▸ Instruction
Word for word, set down the records and skip each picture.

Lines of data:

****************************************

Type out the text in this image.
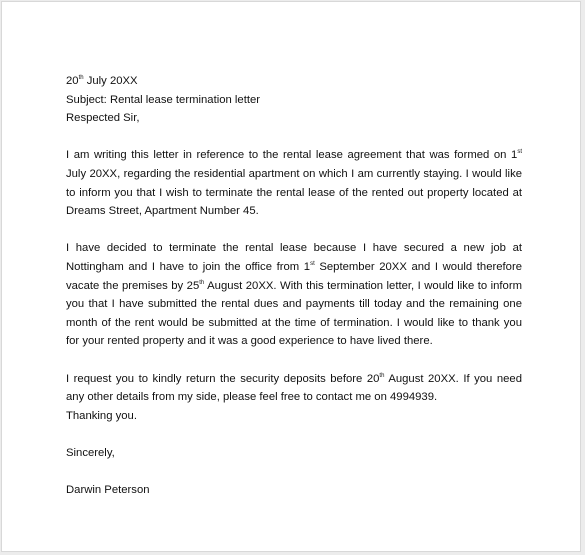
20th July 20XX
Subject: Rental lease termination letter
Respected Sir,
I am writing this letter in reference to the rental lease agreement that was formed on 1st July 20XX, regarding the residential apartment on which I am currently staying. I would like to inform you that I wish to terminate the rental lease of the rented out property located at Dreams Street, Apartment Number 45.
I have decided to terminate the rental lease because I have secured a new job at Nottingham and I have to join the office from 1st September 20XX and I would therefore vacate the premises by 25th August 20XX. With this termination letter, I would like to inform you that I have submitted the rental dues and payments till today and the remaining one month of the rent would be submitted at the time of termination. I would like to thank you for your rented property and it was a good experience to have lived there.
I request you to kindly return the security deposits before 20th August 20XX. If you need any other details from my side, please feel free to contact me on 4994939.
Thanking you.
Sincerely,
Darwin Peterson
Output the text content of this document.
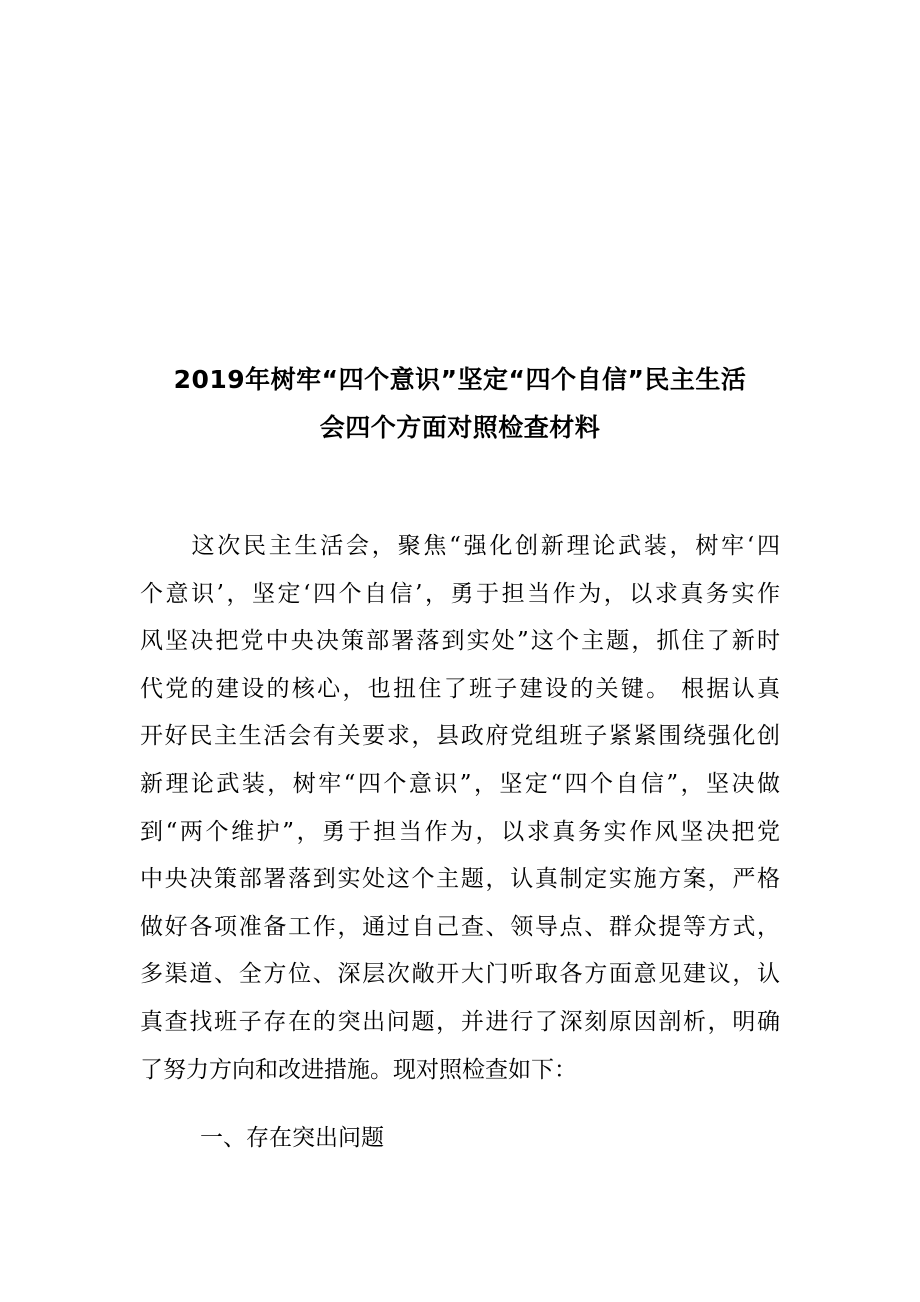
2019年树牢“四个意识”坚定“四个自信”民主生活
会四个方面对照检查材料
　　这次民主生活会，聚焦“强化创新理论武装，树牢‘四
个意识’，坚定‘四个自信’，勇于担当作为，以求真务实作
风坚决把党中央决策部署落到实处”这个主题，抓住了新时
代党的建设的核心，也扭住了班子建设的关键。 根据认真
开好民主生活会有关要求，县政府党组班子紧紧围绕强化创
新理论武装，树牢“四个意识”，坚定“四个自信”，坚决做
到“两个维护”，勇于担当作为，以求真务实作风坚决把党
中央决策部署落到实处这个主题，认真制定实施方案，严格
做好各项准备工作，通过自己查、领导点、群众提等方式，
多渠道、全方位、深层次敞开大门听取各方面意见建议，认
真查找班子存在的突出问题，并进行了深刻原因剖析，明确
了努力方向和改进措施。现对照检查如下：
一、存在突出问题
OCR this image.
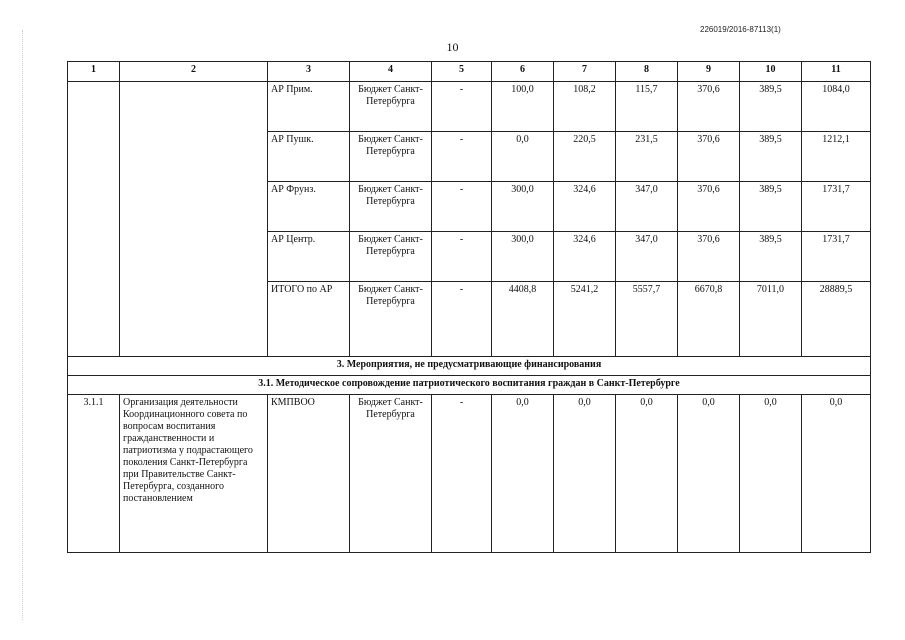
226019/2016-87113(1)
10
1	2	3	4	5	6	7	8	9	10	11
		АР Прим.	Бюджет Санкт-Петербурга	-	100,0	108,2	115,7	370,6	389,5	1084,0
		АР Пушк.	Бюджет Санкт-Петербурга	-	0,0	220,5	231,5	370,6	389,5	1212,1
		АР Фрунз.	Бюджет Санкт-Петербурга	-	300,0	324,6	347,0	370,6	389,5	1731,7
		АР Центр.	Бюджет Санкт-Петербурга	-	300,0	324,6	347,0	370,6	389,5	1731,7
		ИТОГО по АР	Бюджет Санкт-Петербурга	-	4408,8	5241,2	5557,7	6670,8	7011,0	28889,5
3. Мероприятия, не предусматривающие финансирования										
3.1. Методическое сопровождение патриотического воспитания граждан в Санкт-Петербурге										
3.1.1	Организация деятельности Координационного совета по вопросам воспитания гражданственности и патриотизма у подрастающего поколения Санкт-Петербурга при Правительстве Санкт-Петербурга, созданного постановлением	КМПВОО	Бюджет Санкт-Петербурга	-	0,0	0,0	0,0	0,0	0,0	0,0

****************************************

▸ Solution
Type out the text in this image.
20th July 20XX
Subject: Rental lease termination letter
Respected Sir,
I am writing this letter in reference to the rental lease agreement that was formed on 1st July 20XX, regarding the residential apartment on which I am currently staying. I would like to inform you that I wish to terminate the rental lease of the rented out property located at Dreams Street, Apartment Number 45.
I have decided to terminate the rental lease because I have secured a new job at Nottingham and I have to join the office from 1st September 20XX and I would therefore vacate the premises by 25th August 20XX. With this termination letter, I would like to inform you that I have submitted the rental dues and payments till today and the remaining one month of the rent would be submitted at the time of termination. I would like to thank you for your rented property and it was a good experience to have lived there.
I request you to kindly return the security deposits before 20th August 20XX. If you need any other details from my side, please feel free to contact me on 4994939.
Thanking you.
Sincerely,
Darwin Peterson
Output the text content of this document.
2019年树牢“四个意识”坚定“四个自信”民主生活
会四个方面对照检查材料
　　这次民主生活会，聚焦“强化创新理论武装，树牢‘四
个意识’，坚定‘四个自信’，勇于担当作为，以求真务实作
风坚决把党中央决策部署落到实处”这个主题，抓住了新时
代党的建设的核心，也扭住了班子建设的关键。 根据认真
开好民主生活会有关要求，县政府党组班子紧紧围绕强化创
新理论武装，树牢“四个意识”，坚定“四个自信”，坚决做
到“两个维护”，勇于担当作为，以求真务实作风坚决把党
中央决策部署落到实处这个主题，认真制定实施方案，严格
做好各项准备工作，通过自己查、领导点、群众提等方式，
多渠道、全方位、深层次敞开大门听取各方面意见建议，认
真查找班子存在的突出问题，并进行了深刻原因剖析，明确
了努力方向和改进措施。现对照检查如下：
一、存在突出问题
OCR this image.
226019/2016-87113(1)
10
1	2	3	4	5	6	7	8	9	10	11
		АР Прим.	Бюджет Санкт-Петербурга	-	100,0	108,2	115,7	370,6	389,5	1084,0
		АР Пушк.	Бюджет Санкт-Петербурга	-	0,0	220,5	231,5	370,6	389,5	1212,1
		АР Фрунз.	Бюджет Санкт-Петербурга	-	300,0	324,6	347,0	370,6	389,5	1731,7
		АР Центр.	Бюджет Санкт-Петербурга	-	300,0	324,6	347,0	370,6	389,5	1731,7
		ИТОГО по АР	Бюджет Санкт-Петербурга	-	4408,8	5241,2	5557,7	6670,8	7011,0	28889,5
3. Мероприятия, не предусматривающие финансирования										
3.1. Методическое сопровождение патриотического воспитания граждан в Санкт-Петербурге										
3.1.1	Организация деятельности Координационного совета по вопросам воспитания гражданственности и патриотизма у подрастающего поколения Санкт-Петербурга при Правительстве Санкт-Петербурга, созданного постановлением	КМПВОО	Бюджет Санкт-Петербурга	-	0,0	0,0	0,0	0,0	0,0	0,0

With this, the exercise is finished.